> **RECORDS SUPPLIED**
^^^^^^^^
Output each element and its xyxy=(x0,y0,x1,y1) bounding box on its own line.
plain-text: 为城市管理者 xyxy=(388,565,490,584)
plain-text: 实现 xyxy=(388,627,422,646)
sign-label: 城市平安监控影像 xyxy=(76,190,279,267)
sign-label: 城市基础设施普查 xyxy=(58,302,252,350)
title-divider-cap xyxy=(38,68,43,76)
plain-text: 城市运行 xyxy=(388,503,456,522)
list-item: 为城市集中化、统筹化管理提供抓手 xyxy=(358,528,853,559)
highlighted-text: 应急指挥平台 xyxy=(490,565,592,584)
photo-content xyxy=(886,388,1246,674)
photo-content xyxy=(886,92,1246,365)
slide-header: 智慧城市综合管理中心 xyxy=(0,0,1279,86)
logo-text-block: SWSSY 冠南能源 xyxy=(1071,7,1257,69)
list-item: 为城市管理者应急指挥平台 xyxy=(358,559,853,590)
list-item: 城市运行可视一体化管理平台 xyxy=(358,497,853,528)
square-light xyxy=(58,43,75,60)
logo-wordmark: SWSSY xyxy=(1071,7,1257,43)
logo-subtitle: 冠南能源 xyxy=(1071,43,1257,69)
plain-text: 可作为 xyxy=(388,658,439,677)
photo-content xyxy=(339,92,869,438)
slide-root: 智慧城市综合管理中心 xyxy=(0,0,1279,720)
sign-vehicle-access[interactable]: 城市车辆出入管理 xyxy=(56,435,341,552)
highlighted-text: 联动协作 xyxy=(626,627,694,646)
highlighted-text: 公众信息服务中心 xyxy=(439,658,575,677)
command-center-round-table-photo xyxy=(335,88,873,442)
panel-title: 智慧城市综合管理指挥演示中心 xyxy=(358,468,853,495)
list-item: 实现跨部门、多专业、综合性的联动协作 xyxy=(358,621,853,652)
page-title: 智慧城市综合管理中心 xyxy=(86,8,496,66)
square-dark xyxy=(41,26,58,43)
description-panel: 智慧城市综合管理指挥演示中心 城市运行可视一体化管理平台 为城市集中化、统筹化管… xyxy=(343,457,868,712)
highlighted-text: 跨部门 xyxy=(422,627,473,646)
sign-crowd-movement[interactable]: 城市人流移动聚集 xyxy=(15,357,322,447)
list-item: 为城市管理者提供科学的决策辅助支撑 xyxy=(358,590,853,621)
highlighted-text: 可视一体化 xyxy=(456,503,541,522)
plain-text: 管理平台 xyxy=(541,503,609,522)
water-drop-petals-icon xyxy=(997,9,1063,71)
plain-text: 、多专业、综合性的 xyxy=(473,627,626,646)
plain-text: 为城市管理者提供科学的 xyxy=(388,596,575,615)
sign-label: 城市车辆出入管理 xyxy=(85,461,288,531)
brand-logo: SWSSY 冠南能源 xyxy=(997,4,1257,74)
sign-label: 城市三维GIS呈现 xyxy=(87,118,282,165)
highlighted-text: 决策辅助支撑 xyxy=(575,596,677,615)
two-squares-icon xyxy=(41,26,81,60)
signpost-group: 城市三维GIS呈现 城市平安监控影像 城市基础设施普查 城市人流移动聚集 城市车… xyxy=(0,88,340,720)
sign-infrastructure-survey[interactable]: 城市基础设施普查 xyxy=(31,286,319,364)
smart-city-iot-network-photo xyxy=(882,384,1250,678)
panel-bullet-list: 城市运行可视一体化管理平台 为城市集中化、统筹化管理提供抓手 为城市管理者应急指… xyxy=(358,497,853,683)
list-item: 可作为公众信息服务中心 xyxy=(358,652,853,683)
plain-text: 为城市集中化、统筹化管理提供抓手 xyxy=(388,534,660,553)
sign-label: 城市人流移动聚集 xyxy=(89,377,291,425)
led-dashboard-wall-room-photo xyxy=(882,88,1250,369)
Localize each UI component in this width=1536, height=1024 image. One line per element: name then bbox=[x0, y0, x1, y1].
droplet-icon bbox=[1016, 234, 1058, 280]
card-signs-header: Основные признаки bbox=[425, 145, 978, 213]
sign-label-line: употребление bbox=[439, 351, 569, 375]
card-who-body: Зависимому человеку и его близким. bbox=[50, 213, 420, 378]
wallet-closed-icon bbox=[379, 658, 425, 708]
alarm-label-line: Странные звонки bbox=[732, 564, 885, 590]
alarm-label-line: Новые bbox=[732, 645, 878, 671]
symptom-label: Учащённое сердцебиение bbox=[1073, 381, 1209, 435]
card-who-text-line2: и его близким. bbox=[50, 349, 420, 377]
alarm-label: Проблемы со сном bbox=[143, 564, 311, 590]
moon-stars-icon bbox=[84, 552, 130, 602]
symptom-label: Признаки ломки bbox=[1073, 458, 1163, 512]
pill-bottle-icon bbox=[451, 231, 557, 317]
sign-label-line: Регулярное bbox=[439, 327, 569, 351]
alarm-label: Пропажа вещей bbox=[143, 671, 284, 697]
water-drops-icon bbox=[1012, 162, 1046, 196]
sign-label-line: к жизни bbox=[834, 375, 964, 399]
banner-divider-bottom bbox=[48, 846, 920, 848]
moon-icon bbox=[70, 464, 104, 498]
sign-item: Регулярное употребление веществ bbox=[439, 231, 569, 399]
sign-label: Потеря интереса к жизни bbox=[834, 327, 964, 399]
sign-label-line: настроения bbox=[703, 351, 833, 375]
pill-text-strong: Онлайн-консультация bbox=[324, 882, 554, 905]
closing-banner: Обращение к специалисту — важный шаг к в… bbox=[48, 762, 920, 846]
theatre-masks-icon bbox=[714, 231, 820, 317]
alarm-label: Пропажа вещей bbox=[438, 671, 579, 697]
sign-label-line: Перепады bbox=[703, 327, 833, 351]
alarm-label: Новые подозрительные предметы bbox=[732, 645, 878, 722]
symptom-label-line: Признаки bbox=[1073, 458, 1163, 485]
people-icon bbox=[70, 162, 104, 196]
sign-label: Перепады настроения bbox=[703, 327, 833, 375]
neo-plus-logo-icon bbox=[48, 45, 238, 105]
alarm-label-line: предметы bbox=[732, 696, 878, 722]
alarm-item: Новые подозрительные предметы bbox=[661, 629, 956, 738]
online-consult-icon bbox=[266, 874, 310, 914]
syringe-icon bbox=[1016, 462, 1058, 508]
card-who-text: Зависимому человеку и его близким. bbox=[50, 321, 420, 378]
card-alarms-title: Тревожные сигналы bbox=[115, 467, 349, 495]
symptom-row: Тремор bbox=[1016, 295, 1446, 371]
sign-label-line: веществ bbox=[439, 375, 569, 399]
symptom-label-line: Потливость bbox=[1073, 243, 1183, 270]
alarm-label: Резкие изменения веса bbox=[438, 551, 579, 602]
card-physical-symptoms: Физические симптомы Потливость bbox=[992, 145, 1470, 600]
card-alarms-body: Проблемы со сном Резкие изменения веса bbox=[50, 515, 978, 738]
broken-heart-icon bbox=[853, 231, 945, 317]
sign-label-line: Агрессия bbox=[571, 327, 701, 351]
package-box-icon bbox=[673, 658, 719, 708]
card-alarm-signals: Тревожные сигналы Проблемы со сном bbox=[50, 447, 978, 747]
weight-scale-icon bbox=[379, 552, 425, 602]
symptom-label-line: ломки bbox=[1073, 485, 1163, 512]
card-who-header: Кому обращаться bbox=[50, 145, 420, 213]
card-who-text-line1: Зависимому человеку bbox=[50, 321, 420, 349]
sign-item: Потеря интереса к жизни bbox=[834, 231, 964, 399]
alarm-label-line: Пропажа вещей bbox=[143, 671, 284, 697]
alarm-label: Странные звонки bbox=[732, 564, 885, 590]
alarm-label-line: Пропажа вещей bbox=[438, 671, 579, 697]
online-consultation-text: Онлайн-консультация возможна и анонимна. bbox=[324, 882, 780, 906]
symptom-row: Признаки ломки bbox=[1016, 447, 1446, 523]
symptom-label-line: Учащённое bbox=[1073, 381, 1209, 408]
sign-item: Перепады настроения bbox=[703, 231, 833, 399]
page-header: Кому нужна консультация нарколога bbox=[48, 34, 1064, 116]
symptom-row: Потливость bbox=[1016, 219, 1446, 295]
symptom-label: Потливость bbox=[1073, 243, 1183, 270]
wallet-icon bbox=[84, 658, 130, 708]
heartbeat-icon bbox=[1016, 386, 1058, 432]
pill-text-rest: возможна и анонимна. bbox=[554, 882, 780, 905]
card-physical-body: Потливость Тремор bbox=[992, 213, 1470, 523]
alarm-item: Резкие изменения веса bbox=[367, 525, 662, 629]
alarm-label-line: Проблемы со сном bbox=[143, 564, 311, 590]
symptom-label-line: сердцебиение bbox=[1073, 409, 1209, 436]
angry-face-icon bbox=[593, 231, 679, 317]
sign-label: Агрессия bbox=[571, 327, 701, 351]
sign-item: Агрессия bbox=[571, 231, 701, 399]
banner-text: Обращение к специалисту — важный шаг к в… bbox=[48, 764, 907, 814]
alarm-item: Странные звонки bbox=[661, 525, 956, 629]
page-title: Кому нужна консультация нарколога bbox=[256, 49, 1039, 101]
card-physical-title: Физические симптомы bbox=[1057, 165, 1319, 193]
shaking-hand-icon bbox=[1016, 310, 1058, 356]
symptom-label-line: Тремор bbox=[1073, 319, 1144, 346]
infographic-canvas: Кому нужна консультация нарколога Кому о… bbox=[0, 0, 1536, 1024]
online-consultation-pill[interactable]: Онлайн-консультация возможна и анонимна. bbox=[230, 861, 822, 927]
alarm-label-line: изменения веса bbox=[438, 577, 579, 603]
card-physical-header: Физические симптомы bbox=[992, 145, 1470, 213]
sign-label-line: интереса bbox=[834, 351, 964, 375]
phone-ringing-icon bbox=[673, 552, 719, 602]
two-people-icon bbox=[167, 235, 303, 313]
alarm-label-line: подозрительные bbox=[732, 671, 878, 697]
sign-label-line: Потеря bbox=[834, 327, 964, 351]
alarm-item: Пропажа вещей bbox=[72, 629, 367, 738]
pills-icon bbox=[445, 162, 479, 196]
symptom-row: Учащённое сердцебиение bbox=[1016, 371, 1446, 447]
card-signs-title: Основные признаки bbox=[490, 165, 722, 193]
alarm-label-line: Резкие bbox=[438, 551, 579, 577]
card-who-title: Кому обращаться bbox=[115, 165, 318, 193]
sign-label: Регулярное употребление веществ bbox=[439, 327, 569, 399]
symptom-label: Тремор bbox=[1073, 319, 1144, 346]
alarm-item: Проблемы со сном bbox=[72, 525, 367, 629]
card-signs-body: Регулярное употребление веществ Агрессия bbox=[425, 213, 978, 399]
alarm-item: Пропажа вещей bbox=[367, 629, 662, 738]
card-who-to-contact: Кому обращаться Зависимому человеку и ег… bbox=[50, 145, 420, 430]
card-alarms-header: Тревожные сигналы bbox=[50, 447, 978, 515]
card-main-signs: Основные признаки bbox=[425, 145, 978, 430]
^^^^^^^^
> **PROBLEM STATEMENT**
Reproduce the records word for word, starting at the very beginning and ending with the line that contains "list-item: 为城市集中化、统筹化管理提供抓手 xyxy=(358,528,853,559)", with that line included.

> **FINISHED TASK**
Output each element and its xyxy=(x0,y0,x1,y1) bounding box on its own line.
plain-text: 为城市管理者 xyxy=(388,565,490,584)
plain-text: 实现 xyxy=(388,627,422,646)
sign-label: 城市平安监控影像 xyxy=(76,190,279,267)
sign-label: 城市基础设施普查 xyxy=(58,302,252,350)
title-divider-cap xyxy=(38,68,43,76)
plain-text: 城市运行 xyxy=(388,503,456,522)
list-item: 为城市集中化、统筹化管理提供抓手 xyxy=(358,528,853,559)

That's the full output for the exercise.